**Objective**
Set down the full listing exactly as given. Any pictures are to be left out.

**Record list**
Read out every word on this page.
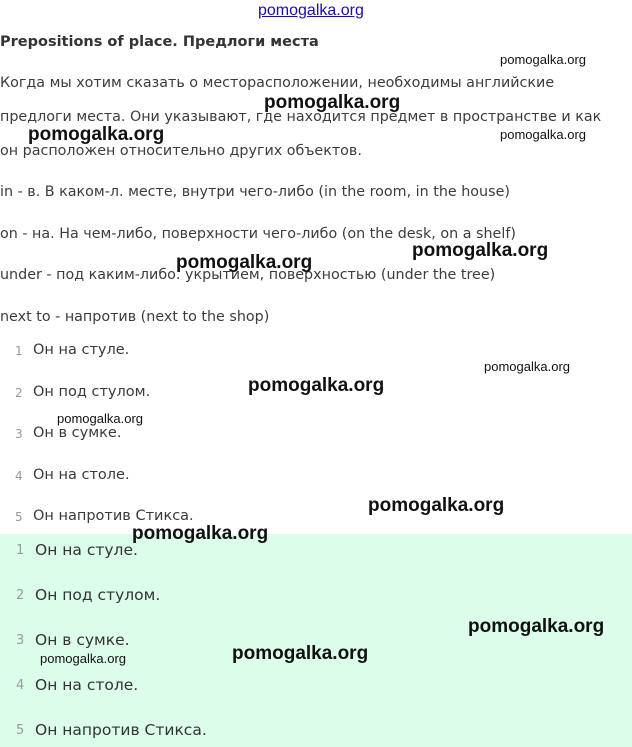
pomogalka.org
Prepositions of place. Предлоги места
Когда мы хотим сказать о месторасположении, необходимы английские
предлоги места. Они указывают, где находится предмет в пространстве и как
он расположен относительно других объектов.
in - в. В каком-л. месте, внутри чего-либо (in the room, in the house)
on - на. На чем-либо, поверхности чего-либо (on the desk, on a shelf)
under - под каким-либо. укрытием, поверхностью (under the tree)
next to - напротив (next to the shop)
1 Он на стуле.
2 Он под стулом.
3 Он в сумке.
4 Он на столе.
5 Он напротив Стикса.
1 Он на стуле.
2 Он под стулом.
3 Он в сумке.
4 Он на столе.
5 Он напротив Стикса.
pomogalka.org
pomogalka.org
pomogalka.org	pomogalka.org
pomogalka.org
pomogalka.org
pomogalka.org
pomogalka.org
pomogalka.org
pomogalka.org
pomogalka.org
pomogalka.org
pomogalka.org
pomogalka.org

**Exercise result**
Read out every word on this page.
pomogalka.org
Prepositions of place. Предлоги места
Когда мы хотим сказать о месторасположении, необходимы английские
предлоги места. Они указывают, где находится предмет в пространстве и как
он расположен относительно других объектов.
in - в. В каком-л. месте, внутри чего-либо (in the room, in the house)
on - на. На чем-либо, поверхности чего-либо (on the desk, on a shelf)
under - под каким-либо. укрытием, поверхностью (under the tree)
next to - напротив (next to the shop)
1 Он на стуле.
2 Он под стулом.
3 Он в сумке.
4 Он на столе.
5 Он напротив Стикса.
1 Он на стуле.
2 Он под стулом.
3 Он в сумке.
4 Он на столе.
5 Он напротив Стикса.
pomogalka.org
pomogalka.org
pomogalka.org	pomogalka.org
pomogalka.org
pomogalka.org
pomogalka.org
pomogalka.org
pomogalka.org
pomogalka.org
pomogalka.org
pomogalka.org
pomogalka.org
pomogalka.org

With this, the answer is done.